►

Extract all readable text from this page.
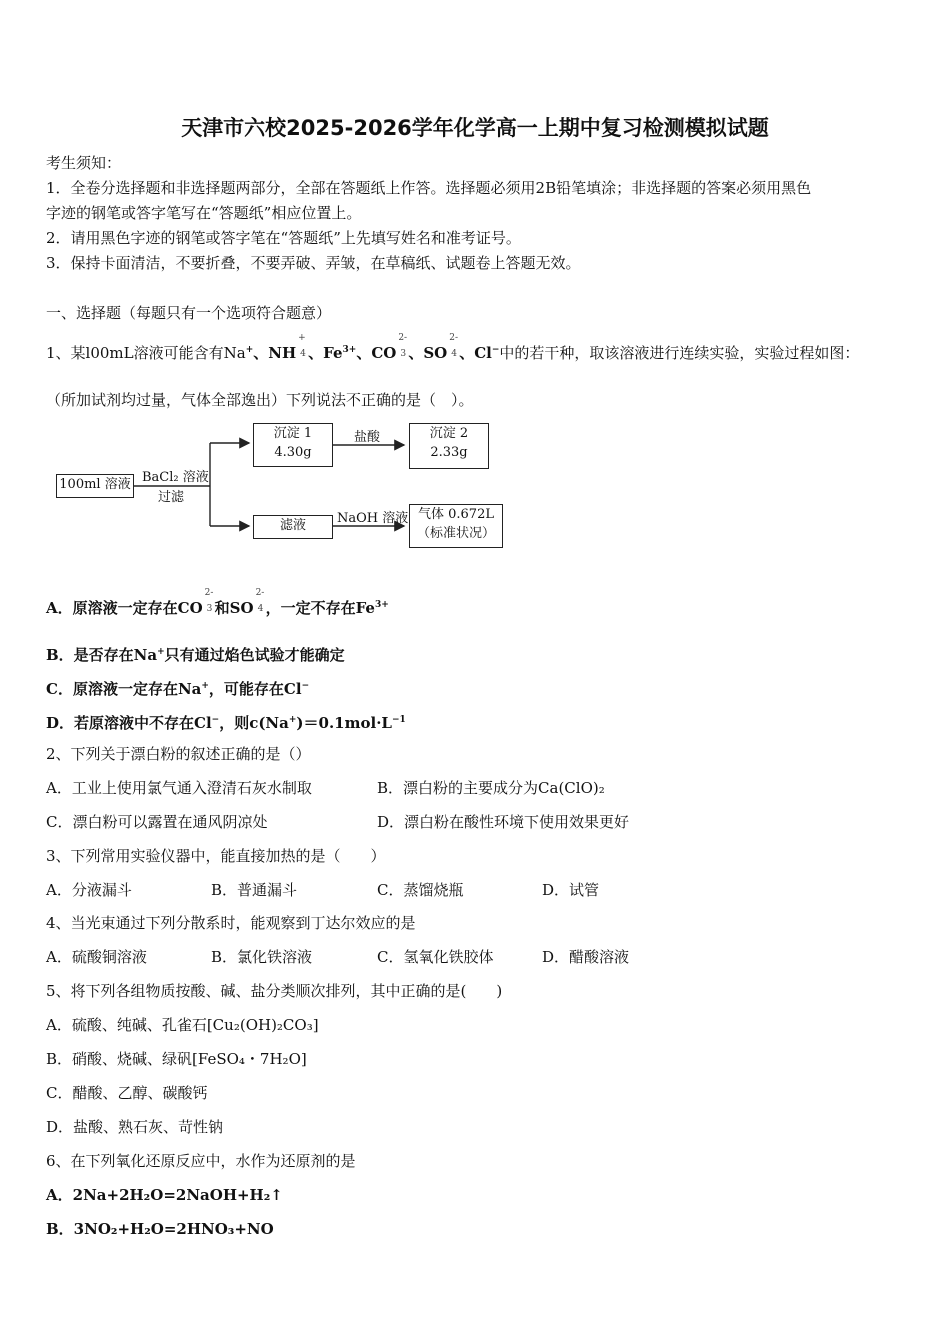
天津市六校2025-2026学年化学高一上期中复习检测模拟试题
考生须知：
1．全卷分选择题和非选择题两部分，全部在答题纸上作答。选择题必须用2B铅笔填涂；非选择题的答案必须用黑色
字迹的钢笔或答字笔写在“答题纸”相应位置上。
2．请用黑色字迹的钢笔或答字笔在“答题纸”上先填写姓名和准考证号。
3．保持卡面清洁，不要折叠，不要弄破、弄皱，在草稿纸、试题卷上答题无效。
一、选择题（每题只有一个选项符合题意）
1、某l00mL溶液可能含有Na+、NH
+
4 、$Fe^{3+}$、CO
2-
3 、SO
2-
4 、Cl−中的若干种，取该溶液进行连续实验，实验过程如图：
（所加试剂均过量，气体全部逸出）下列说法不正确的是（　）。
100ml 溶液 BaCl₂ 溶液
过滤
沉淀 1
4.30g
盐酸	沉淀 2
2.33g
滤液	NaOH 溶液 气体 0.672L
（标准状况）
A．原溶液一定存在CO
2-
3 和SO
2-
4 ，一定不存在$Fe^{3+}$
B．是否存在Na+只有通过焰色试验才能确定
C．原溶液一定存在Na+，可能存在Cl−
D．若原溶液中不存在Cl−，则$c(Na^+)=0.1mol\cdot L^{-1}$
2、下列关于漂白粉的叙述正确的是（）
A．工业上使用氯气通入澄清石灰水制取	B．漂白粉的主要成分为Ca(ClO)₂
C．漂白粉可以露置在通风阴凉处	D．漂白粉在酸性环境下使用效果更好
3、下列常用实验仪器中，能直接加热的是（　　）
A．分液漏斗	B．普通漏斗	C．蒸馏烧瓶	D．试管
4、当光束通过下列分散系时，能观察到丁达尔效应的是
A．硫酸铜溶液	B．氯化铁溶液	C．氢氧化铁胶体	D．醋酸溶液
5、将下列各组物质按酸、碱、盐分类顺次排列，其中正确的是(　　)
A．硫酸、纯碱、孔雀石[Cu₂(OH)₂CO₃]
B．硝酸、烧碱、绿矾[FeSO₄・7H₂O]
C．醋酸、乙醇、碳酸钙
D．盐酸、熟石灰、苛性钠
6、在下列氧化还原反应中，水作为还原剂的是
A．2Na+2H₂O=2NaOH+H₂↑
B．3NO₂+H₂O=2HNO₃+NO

◄
►

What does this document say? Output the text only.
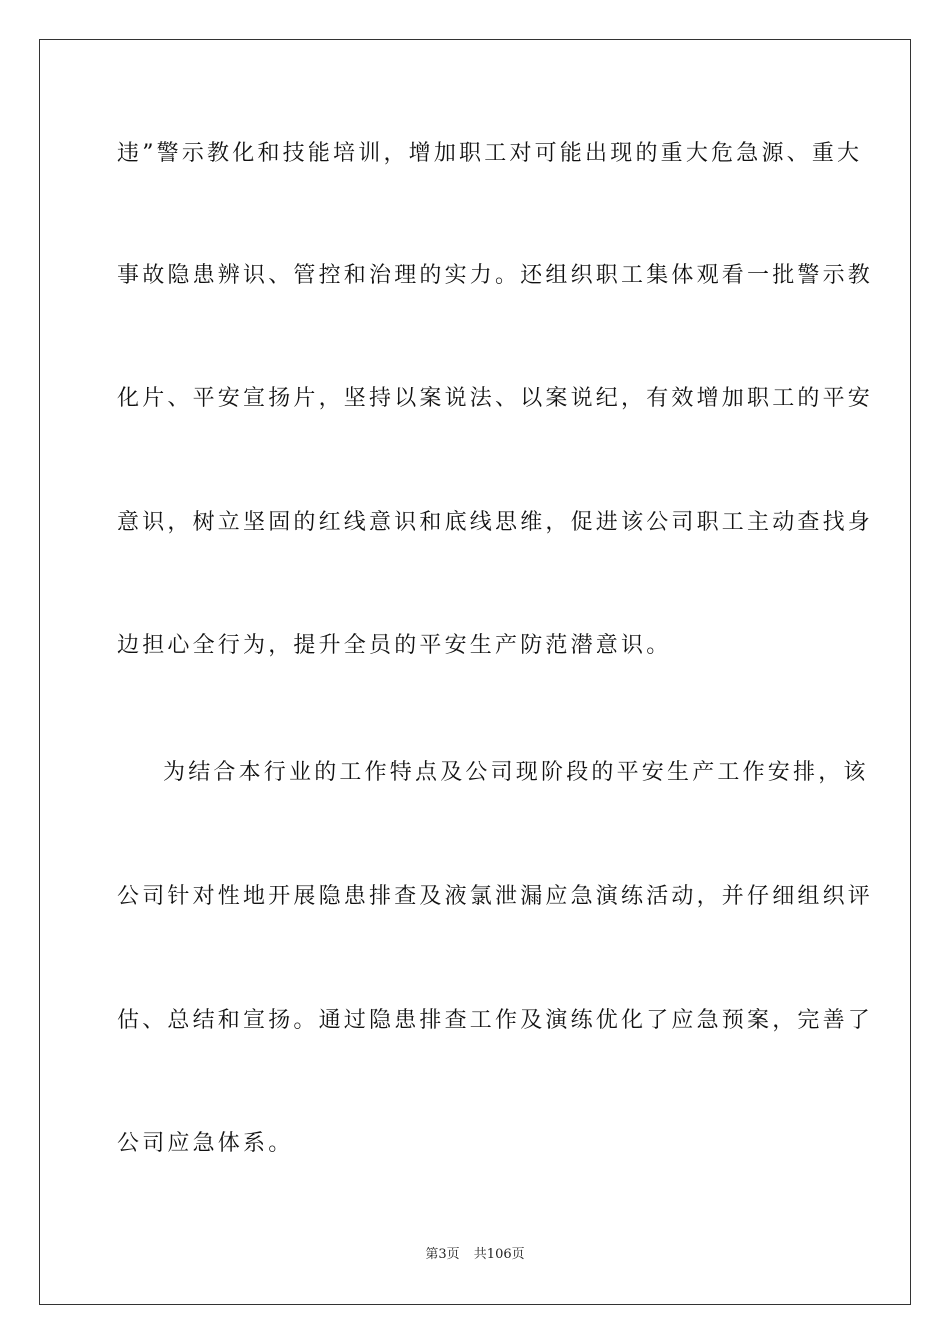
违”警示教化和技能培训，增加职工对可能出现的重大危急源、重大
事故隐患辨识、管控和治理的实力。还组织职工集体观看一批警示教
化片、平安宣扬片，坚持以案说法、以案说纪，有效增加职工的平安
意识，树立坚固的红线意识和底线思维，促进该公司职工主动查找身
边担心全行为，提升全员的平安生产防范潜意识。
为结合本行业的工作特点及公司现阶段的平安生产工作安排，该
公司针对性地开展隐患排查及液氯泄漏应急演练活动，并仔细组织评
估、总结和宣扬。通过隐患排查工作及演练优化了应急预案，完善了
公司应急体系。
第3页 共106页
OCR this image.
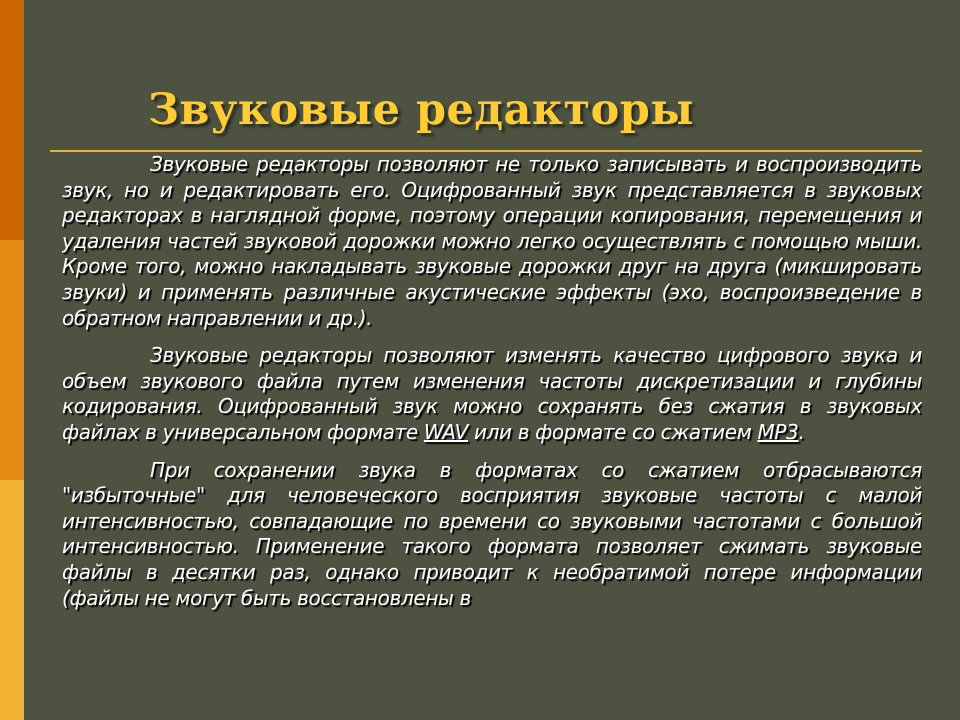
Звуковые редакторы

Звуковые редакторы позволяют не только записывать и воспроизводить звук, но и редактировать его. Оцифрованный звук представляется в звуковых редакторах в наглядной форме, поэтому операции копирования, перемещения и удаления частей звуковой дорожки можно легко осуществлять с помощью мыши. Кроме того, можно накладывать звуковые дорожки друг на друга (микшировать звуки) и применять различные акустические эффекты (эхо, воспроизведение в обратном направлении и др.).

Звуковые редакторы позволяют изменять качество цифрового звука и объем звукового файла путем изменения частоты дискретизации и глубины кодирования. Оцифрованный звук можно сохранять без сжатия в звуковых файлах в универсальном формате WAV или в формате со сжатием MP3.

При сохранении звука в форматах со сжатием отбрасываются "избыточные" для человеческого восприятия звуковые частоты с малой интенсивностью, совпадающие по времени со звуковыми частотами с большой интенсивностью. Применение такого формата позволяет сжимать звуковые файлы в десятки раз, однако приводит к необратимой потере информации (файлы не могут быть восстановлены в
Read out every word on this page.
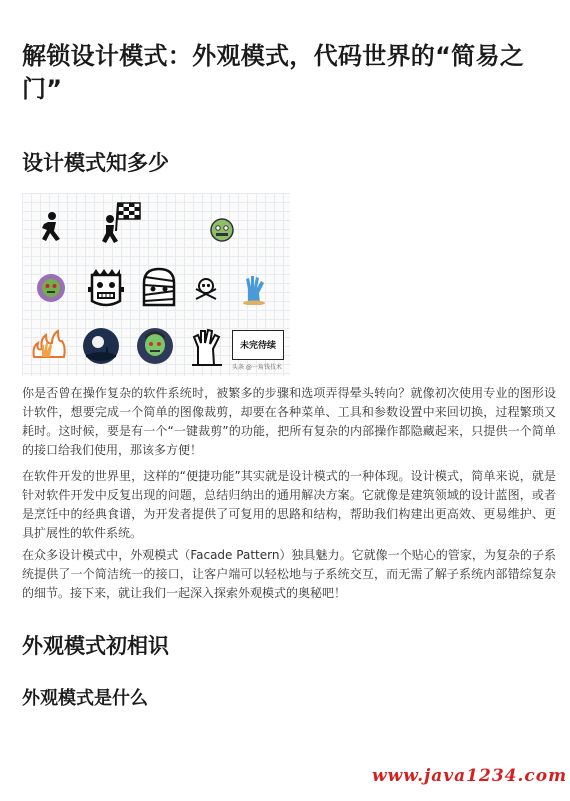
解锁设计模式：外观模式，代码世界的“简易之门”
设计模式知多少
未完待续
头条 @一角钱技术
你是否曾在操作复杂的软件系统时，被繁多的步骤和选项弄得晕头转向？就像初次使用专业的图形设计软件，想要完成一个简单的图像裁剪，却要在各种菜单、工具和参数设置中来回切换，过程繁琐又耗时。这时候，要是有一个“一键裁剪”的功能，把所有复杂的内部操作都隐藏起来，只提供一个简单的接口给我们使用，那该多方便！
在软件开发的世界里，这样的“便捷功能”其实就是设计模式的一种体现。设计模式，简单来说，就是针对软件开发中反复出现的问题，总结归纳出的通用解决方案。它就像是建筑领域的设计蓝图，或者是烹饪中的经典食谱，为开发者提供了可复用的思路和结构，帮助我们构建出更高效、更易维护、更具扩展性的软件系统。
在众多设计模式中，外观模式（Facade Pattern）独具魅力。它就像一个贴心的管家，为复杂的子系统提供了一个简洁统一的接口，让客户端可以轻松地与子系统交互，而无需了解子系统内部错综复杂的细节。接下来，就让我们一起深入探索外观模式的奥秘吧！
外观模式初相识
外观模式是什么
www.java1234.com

◄

EXERCISE
Take each line of the material that contains the word "можно" and list it.

RESPONSE TO THIS EXERCISE
Звуковые редакторы позволяют не только записывать и воспроизводить звук, но и редактировать его. Оцифрованный звук представляется в звуковых редакторах в наглядной форме, поэтому операции копирования, перемещения и удаления частей звуковой дорожки можно легко осуществлять с помощью мыши. Кроме того, можно накладывать звуковые дорожки друг на друга (микшировать звуки) и применять различные акустические эффекты (эхо, воспроизведение в обратном направлении и др.).
Звуковые редакторы позволяют изменять качество цифрового звука и объем звукового файла путем изменения частоты дискретизации и глубины кодирования. Оцифрованный звук можно сохранять без сжатия в звуковых файлах в универсальном формате WAV или в формате со сжатием MP3.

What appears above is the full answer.